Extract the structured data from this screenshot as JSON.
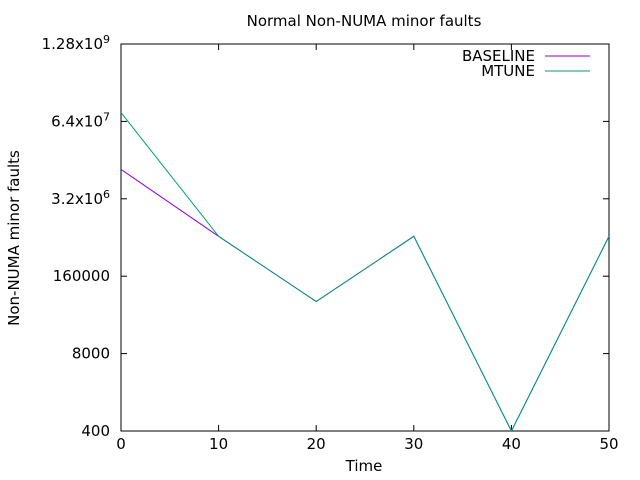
{
  "chart_data": {
    "type": "line",
    "title": "Normal Non-NUMA minor faults",
    "xlabel": "Time",
    "ylabel": "Non-NUMA minor faults",
    "xlim": [
      0,
      50
    ],
    "ylim": [
      400,
      1280000000
    ],
    "yscale": "log",
    "x_ticks": [
      0,
      10,
      20,
      30,
      40,
      50
    ],
    "x_tick_labels": [
      "0",
      "10",
      "20",
      "30",
      "40",
      "50"
    ],
    "y_ticks": [
      400,
      8000,
      160000,
      3200000,
      64000000,
      1280000000
    ],
    "y_tick_labels": [
      {
        "mantissa": "400"
      },
      {
        "mantissa": "8000"
      },
      {
        "mantissa": "160000"
      },
      {
        "mantissa": "3.2x10",
        "exp": "6"
      },
      {
        "mantissa": "6.4x10",
        "exp": "7"
      },
      {
        "mantissa": "1.28x10",
        "exp": "9"
      }
    ],
    "legend_position": "top-right",
    "grid": false,
    "series": [
      {
        "name": "BASELINE",
        "color": "#9400d3",
        "x": [
          0,
          10,
          20,
          30,
          40,
          50
        ],
        "y": [
          10000000,
          750000,
          60000,
          750000,
          400,
          750000
        ]
      },
      {
        "name": "MTUNE",
        "color": "#009e73",
        "x": [
          0,
          10,
          20,
          30,
          40,
          50
        ],
        "y": [
          90000000,
          750000,
          60000,
          750000,
          400,
          750000
        ]
      }
    ]
  }
}
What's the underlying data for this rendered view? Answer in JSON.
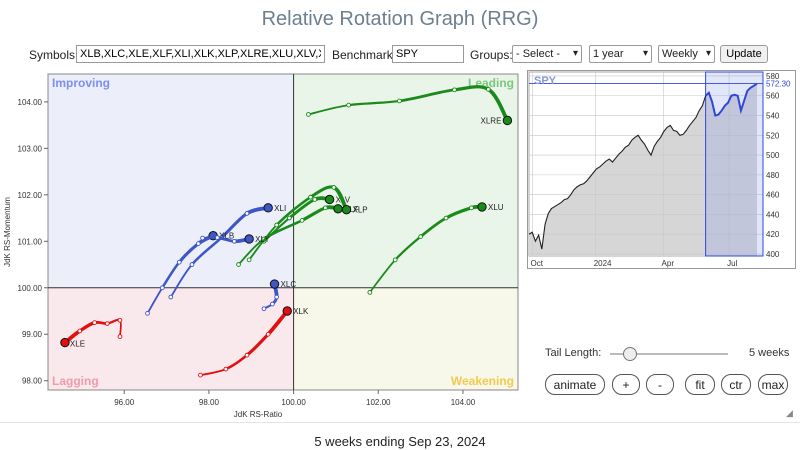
{
  "page": {
    "title": "Relative Rotation Graph (RRG)",
    "footer": "5 weeks ending Sep 23, 2024"
  },
  "controls": {
    "symbols_label": "Symbols:",
    "symbols_value": "XLB,XLC,XLE,XLF,XLI,XLK,XLP,XLRE,XLU,XLV,XL",
    "benchmark_label": "Benchmark:",
    "benchmark_value": "SPY",
    "groups_label": "Groups:",
    "groups_value": "- Select -",
    "period_value": "1 year",
    "frequency_value": "Weekly",
    "update_label": "Update"
  },
  "rrg": {
    "quadrants": [
      "Improving",
      "Leading",
      "Weakening",
      "Lagging"
    ],
    "quadrant_colors": {
      "Improving": "#eceefa",
      "Leading": "#e8f5e8",
      "Weakening": "#f7f7ea",
      "Lagging": "#fae9ec"
    },
    "label_colors": {
      "Improving": "#7d8ff0",
      "Leading": "#7cc77c",
      "Weakening": "#f2cb4c",
      "Lagging": "#f09ab0"
    },
    "xlabel": "JdK RS-Ratio",
    "ylabel": "JdK RS-Momentum",
    "xlim": [
      94.2,
      105.3
    ],
    "ylim": [
      97.8,
      104.6
    ],
    "x_ticks": [
      "96.00",
      "98.00",
      "100.00",
      "102.00",
      "104.00"
    ],
    "x_tick_values": [
      96,
      98,
      100,
      102,
      104
    ],
    "y_ticks": [
      "98.00",
      "99.00",
      "100.00",
      "101.00",
      "102.00",
      "103.00",
      "104.00"
    ],
    "y_tick_values": [
      98,
      99,
      100,
      101,
      102,
      103,
      104
    ]
  },
  "chart_data": {
    "type": "scatter",
    "series": [
      {
        "name": "XLRE",
        "color": "#1a8a1a",
        "x": [
          100.35,
          101.3,
          102.5,
          103.8,
          104.6,
          105.05
        ],
        "y": [
          103.73,
          103.93,
          104.02,
          104.26,
          104.27,
          103.6
        ]
      },
      {
        "name": "XLU",
        "color": "#1a8a1a",
        "x": [
          101.8,
          102.4,
          103.0,
          103.6,
          104.2,
          104.45
        ],
        "y": [
          99.9,
          100.6,
          101.1,
          101.5,
          101.72,
          101.74
        ]
      },
      {
        "name": "XLV",
        "color": "#1a8a1a",
        "x": [
          99.3,
          99.9,
          100.5,
          100.85
        ],
        "y": [
          101.0,
          101.5,
          101.9,
          101.9
        ]
      },
      {
        "name": "XLF",
        "color": "#1a8a1a",
        "x": [
          98.7,
          99.3,
          100.2,
          100.75,
          101.05
        ],
        "y": [
          100.5,
          101.05,
          101.45,
          101.72,
          101.7
        ]
      },
      {
        "name": "XLP",
        "color": "#1a8a1a",
        "x": [
          98.95,
          99.6,
          100.4,
          100.95,
          101.25
        ],
        "y": [
          100.6,
          101.35,
          101.95,
          102.16,
          101.68
        ]
      },
      {
        "name": "XLI",
        "color": "#3e57c7",
        "x": [
          97.1,
          97.6,
          98.3,
          98.9,
          99.4
        ],
        "y": [
          99.8,
          100.5,
          101.08,
          101.6,
          101.72
        ]
      },
      {
        "name": "XLB",
        "color": "#3e57c7",
        "x": [
          96.55,
          96.9,
          97.3,
          97.75,
          98.1
        ],
        "y": [
          99.45,
          100.0,
          100.55,
          100.95,
          101.12
        ]
      },
      {
        "name": "XLY",
        "color": "#3e57c7",
        "x": [
          97.85,
          98.2,
          98.6,
          98.95
        ],
        "y": [
          101.07,
          101.08,
          101.0,
          101.05
        ]
      },
      {
        "name": "XLC",
        "color": "#3e57c7",
        "x": [
          99.3,
          99.5,
          99.6,
          99.55
        ],
        "y": [
          99.55,
          99.65,
          99.8,
          100.08
        ]
      },
      {
        "name": "XLE",
        "color": "#e01010",
        "x": [
          95.9,
          95.9,
          95.6,
          95.3,
          94.95,
          94.6
        ],
        "y": [
          98.95,
          99.3,
          99.23,
          99.25,
          99.07,
          98.82
        ]
      },
      {
        "name": "XLK",
        "color": "#e01010",
        "x": [
          97.8,
          98.4,
          98.9,
          99.4,
          99.85
        ],
        "y": [
          98.12,
          98.25,
          98.55,
          99.0,
          99.5
        ]
      }
    ],
    "label_texts": {
      "XLRE": "XLRE",
      "XLU": "XLU",
      "XLV": "XLV",
      "XLF": "XLF",
      "XLP": "XLP",
      "XLI": "XLI",
      "XLB": "XLB",
      "XLY": "XLY",
      "XLC": "XLC",
      "XLE": "XLE",
      "XLK": "XLK"
    }
  },
  "spy_chart": {
    "symbol": "SPY",
    "current_value": "572.30",
    "current_value_num": 572.3,
    "y_ticks": [
      "580",
      "560",
      "540",
      "520",
      "500",
      "480",
      "460",
      "440",
      "420",
      "400"
    ],
    "y_tick_values": [
      580,
      560,
      540,
      520,
      500,
      480,
      460,
      440,
      420,
      400
    ],
    "ylim": [
      398,
      584
    ],
    "x_ticks": [
      "Oct",
      "2024",
      "Apr",
      "Jul"
    ],
    "x_tick_positions": [
      0.015,
      0.285,
      0.575,
      0.855
    ],
    "values": [
      420,
      422,
      413,
      419,
      405,
      430,
      441,
      446,
      448,
      450,
      452,
      455,
      456,
      460,
      465,
      468,
      470,
      471,
      474,
      478,
      482,
      486,
      488,
      491,
      494,
      496,
      493,
      497,
      501,
      504,
      508,
      510,
      515,
      518,
      520,
      515,
      511,
      505,
      500,
      509,
      514,
      518,
      524,
      528,
      530,
      525,
      524,
      520,
      521,
      525,
      530,
      534,
      538,
      545,
      550,
      560,
      563,
      554,
      540,
      541,
      545,
      550,
      553,
      560,
      561,
      560,
      545,
      555,
      565,
      568,
      570,
      572.3
    ],
    "highlight_start": 0.77,
    "line_color": "#222222",
    "highlight_color": "#3048d8",
    "fill_color": "#d6d6d6"
  },
  "tail": {
    "label": "Tail Length:",
    "value": "5 weeks"
  },
  "buttons": {
    "animate": "animate",
    "zoom_in": "+",
    "zoom_out": "-",
    "fit": "fit",
    "center": "ctr",
    "max": "max"
  }
}
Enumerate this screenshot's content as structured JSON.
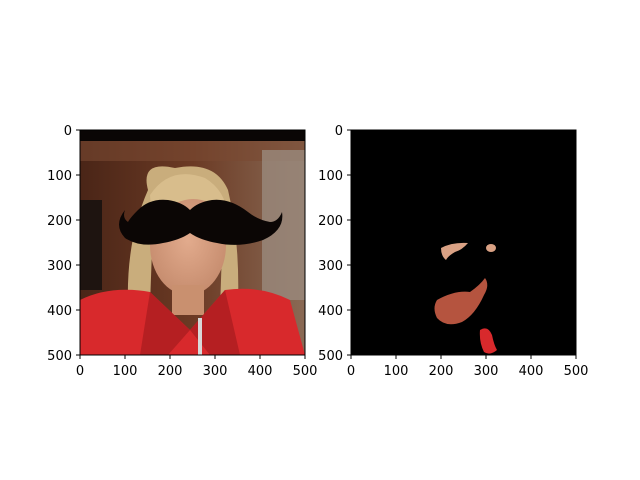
{
  "chart_data": [
    {
      "type": "image",
      "subject": "photo of a blonde woman in a red jacket with a black mustache drawn across her face",
      "xlim": [
        0,
        500
      ],
      "ylim": [
        500,
        0
      ],
      "xticks": [
        0,
        100,
        200,
        300,
        400,
        500
      ],
      "yticks": [
        0,
        100,
        200,
        300,
        400,
        500
      ],
      "xtick_labels": [
        "0",
        "100",
        "200",
        "300",
        "400",
        "500"
      ],
      "ytick_labels": [
        "0",
        "100",
        "200",
        "300",
        "400",
        "500"
      ]
    },
    {
      "type": "image",
      "subject": "black image with small segmented skin-coloured regions and red regions",
      "xlim": [
        0,
        500
      ],
      "ylim": [
        500,
        0
      ],
      "xticks": [
        0,
        100,
        200,
        300,
        400,
        500
      ],
      "yticks": [
        0,
        100,
        200,
        300,
        400,
        500
      ],
      "xtick_labels": [
        "0",
        "100",
        "200",
        "300",
        "400",
        "500"
      ],
      "ytick_labels": [
        "0",
        "100",
        "200",
        "300",
        "400",
        "500"
      ]
    }
  ],
  "colors": {
    "axis": "#000000",
    "background": "#ffffff",
    "mask_background": "#000000",
    "mustache": "#0b0605",
    "jacket": "#d8292c",
    "hair": "#c9ad7c",
    "skin": "#d9a184",
    "wall": "#5a2e1c"
  }
}
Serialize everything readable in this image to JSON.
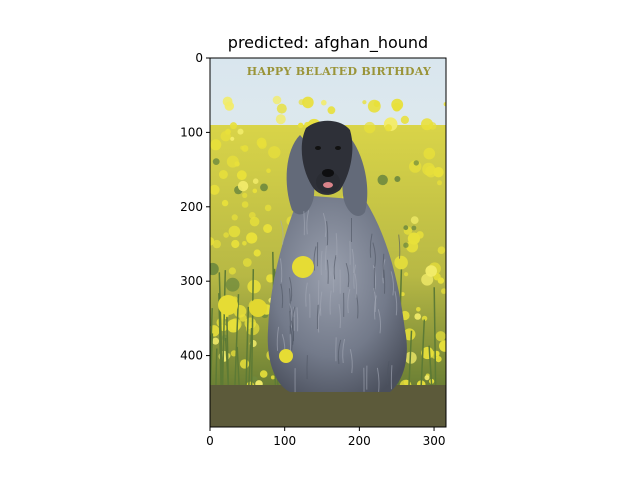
{
  "figure": {
    "title": "predicted: afghan_hound"
  },
  "image": {
    "caption_text": "HAPPY BELATED BIRTHDAY",
    "caption_color": "#9a9438",
    "sky_color": "#dfe9ee",
    "flower_color": "#e8e03a",
    "foliage_color": "#6f8a3e",
    "ground_color": "#5c5a3a",
    "dog_color": "#7d8494",
    "dog_dark_color": "#2e3038"
  },
  "axes": {
    "x_ticks": [
      {
        "value": 0,
        "label": "0"
      },
      {
        "value": 100,
        "label": "100"
      },
      {
        "value": 200,
        "label": "200"
      },
      {
        "value": 300,
        "label": "300"
      }
    ],
    "y_ticks": [
      {
        "value": 0,
        "label": "0"
      },
      {
        "value": 100,
        "label": "100"
      },
      {
        "value": 200,
        "label": "200"
      },
      {
        "value": 300,
        "label": "300"
      },
      {
        "value": 400,
        "label": "400"
      }
    ],
    "x_range": [
      0,
      316
    ],
    "y_range": [
      0,
      496
    ]
  }
}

****************************************

• _What needs to be done_
From the line containing "Serialize everything readable" down to the last line of the data, print every line exactly and nothing else. Pictures stay out of the copy.

• _Task solution_
Serialize everything readable in this image to JSON.
{
  "figure": {
    "title": "predicted: afghan_hound"
  },
  "image": {
    "caption_text": "HAPPY BELATED BIRTHDAY",
    "caption_color": "#9a9438",
    "sky_color": "#dfe9ee",
    "flower_color": "#e8e03a",
    "foliage_color": "#6f8a3e",
    "ground_color": "#5c5a3a",
    "dog_color": "#7d8494",
    "dog_dark_color": "#2e3038"
  },
  "axes": {
    "x_ticks": [
      {
        "value": 0,
        "label": "0"
      },
      {
        "value": 100,
        "label": "100"
      },
      {
        "value": 200,
        "label": "200"
      },
      {
        "value": 300,
        "label": "300"
      }
    ],
    "y_ticks": [
      {
        "value": 0,
        "label": "0"
      },
      {
        "value": 100,
        "label": "100"
      },
      {
        "value": 200,
        "label": "200"
      },
      {
        "value": 300,
        "label": "300"
      },
      {
        "value": 400,
        "label": "400"
      }
    ],
    "x_range": [
      0,
      316
    ],
    "y_range": [
      0,
      496
    ]
  }
}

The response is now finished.